## To do
Copy each line below exactly and leave the pictures out.

## Available data
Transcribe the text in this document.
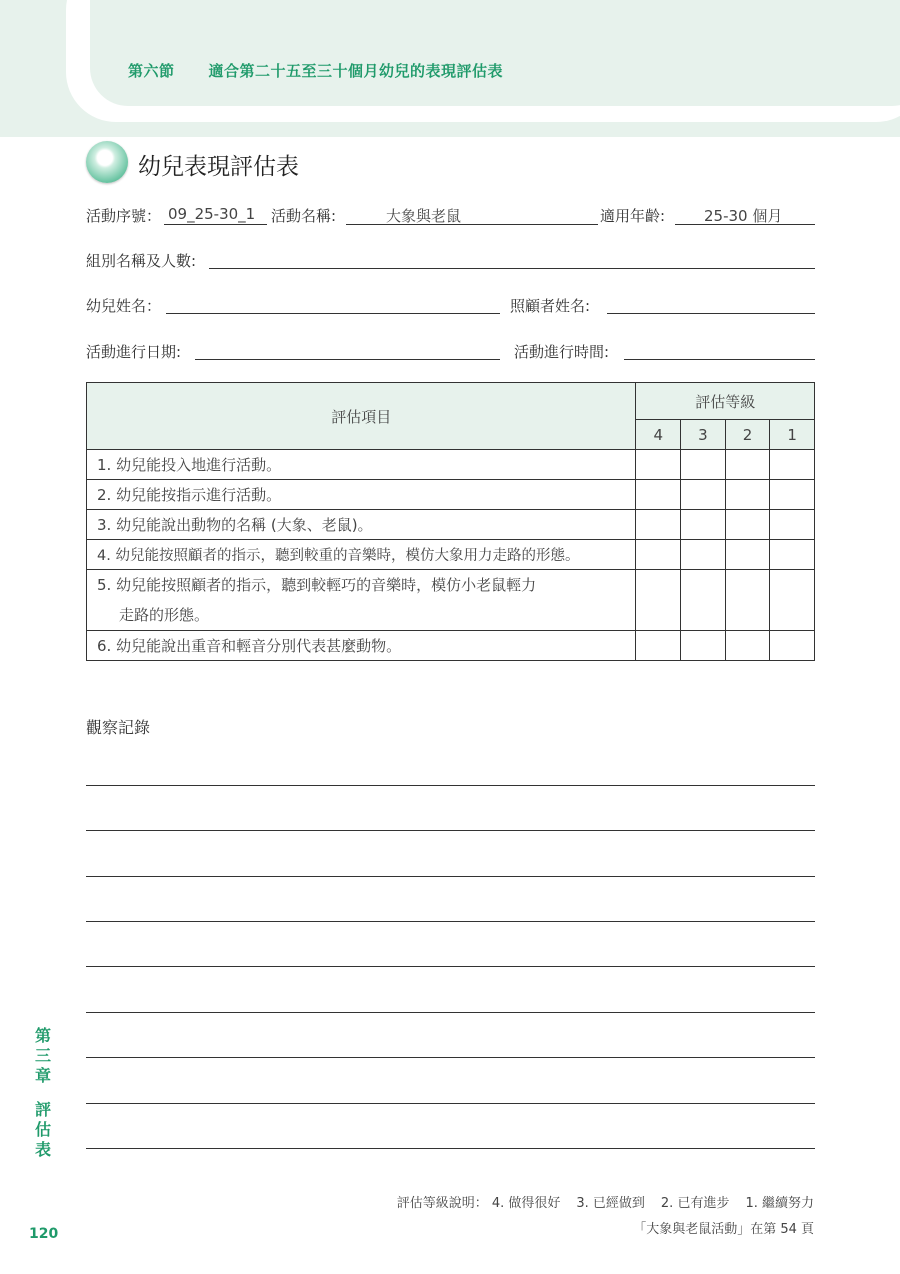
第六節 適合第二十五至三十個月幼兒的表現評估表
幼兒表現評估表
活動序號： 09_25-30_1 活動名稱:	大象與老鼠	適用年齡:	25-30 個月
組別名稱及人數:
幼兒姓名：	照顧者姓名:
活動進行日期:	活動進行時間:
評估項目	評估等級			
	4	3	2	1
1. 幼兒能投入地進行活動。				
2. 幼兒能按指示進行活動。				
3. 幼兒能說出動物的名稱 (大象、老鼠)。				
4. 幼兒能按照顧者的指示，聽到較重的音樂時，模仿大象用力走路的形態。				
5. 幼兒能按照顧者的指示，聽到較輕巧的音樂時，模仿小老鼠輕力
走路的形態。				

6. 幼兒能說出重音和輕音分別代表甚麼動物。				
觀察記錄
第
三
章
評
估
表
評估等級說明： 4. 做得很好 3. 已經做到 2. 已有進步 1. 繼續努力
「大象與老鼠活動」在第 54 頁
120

## Written solution
Transcribe the text in this document.
第六節 適合第二十五至三十個月幼兒的表現評估表
幼兒表現評估表
活動序號： 09_25-30_1 活動名稱:	大象與老鼠	適用年齡:	25-30 個月
組別名稱及人數:
幼兒姓名：	照顧者姓名:
活動進行日期:	活動進行時間:
評估項目	評估等級			
	4	3	2	1
1. 幼兒能投入地進行活動。				
2. 幼兒能按指示進行活動。				
3. 幼兒能說出動物的名稱 (大象、老鼠)。				
4. 幼兒能按照顧者的指示，聽到較重的音樂時，模仿大象用力走路的形態。				
5. 幼兒能按照顧者的指示，聽到較輕巧的音樂時，模仿小老鼠輕力
走路的形態。				

6. 幼兒能說出重音和輕音分別代表甚麼動物。				
觀察記錄
第
三
章
評
估
表
評估等級說明： 4. 做得很好 3. 已經做到 2. 已有進步 1. 繼續努力
「大象與老鼠活動」在第 54 頁
120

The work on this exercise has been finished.